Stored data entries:
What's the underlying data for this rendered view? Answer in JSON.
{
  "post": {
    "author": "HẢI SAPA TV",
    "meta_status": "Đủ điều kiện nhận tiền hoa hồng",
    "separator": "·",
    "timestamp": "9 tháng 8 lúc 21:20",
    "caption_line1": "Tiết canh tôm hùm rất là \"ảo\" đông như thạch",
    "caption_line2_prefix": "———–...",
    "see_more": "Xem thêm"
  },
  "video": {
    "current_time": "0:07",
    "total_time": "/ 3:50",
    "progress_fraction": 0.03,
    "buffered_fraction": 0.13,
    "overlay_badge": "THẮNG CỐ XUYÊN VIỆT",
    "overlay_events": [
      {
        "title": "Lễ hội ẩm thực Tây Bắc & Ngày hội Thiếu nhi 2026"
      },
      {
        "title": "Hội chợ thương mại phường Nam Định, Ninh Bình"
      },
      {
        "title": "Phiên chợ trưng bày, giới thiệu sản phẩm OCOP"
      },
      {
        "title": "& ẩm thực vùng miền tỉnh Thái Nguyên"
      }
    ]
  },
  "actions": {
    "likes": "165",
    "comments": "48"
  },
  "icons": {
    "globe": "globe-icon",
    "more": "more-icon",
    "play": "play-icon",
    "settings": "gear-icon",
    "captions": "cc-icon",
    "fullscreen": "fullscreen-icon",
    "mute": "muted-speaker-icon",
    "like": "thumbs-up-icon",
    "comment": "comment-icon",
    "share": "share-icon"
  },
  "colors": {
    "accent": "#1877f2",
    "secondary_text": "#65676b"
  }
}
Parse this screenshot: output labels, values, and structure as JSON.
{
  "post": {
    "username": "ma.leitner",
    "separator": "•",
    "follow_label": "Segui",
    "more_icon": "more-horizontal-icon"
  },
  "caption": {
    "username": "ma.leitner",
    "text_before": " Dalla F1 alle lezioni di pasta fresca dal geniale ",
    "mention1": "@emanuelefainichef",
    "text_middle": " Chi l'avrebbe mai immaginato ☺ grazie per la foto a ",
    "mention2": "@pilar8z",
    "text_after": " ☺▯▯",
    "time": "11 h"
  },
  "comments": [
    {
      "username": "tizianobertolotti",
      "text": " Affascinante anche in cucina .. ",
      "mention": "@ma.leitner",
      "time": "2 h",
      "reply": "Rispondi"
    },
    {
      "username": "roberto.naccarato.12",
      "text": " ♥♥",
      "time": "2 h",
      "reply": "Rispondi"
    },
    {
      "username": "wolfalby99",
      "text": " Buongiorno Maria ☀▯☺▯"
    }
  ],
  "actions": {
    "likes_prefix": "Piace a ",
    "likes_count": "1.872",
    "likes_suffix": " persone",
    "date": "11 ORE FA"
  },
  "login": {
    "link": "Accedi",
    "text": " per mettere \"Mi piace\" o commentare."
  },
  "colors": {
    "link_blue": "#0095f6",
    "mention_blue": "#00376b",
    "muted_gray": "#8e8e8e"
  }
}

Problem statement:
Pick each line holding the word "JSON" out of the listing.

Expected answer:
What's the underlying data for this rendered view? Answer in JSON.
Parse this screenshot: output labels, values, and structure as JSON.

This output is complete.